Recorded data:
***

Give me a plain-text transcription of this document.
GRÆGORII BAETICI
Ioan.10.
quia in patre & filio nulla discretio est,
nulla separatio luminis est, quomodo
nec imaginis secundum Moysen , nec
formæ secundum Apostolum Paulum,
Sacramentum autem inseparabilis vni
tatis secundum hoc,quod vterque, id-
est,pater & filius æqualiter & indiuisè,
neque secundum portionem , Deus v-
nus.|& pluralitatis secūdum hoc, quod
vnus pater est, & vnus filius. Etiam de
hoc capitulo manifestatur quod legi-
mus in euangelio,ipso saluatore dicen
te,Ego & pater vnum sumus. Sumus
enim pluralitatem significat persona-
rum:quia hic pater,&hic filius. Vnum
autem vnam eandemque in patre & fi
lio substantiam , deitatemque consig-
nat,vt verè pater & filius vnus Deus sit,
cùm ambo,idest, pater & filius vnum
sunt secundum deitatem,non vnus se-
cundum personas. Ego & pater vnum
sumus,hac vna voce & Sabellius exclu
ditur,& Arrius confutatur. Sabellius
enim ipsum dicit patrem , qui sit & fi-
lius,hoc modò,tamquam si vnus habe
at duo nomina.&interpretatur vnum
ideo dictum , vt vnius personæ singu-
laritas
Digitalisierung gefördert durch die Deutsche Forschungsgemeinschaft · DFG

***

**EXERCISE DETAILS:** Count every line in the listing above that holds "nulla", then report only the count.

**SOLUTION TO THIS TASK:** 2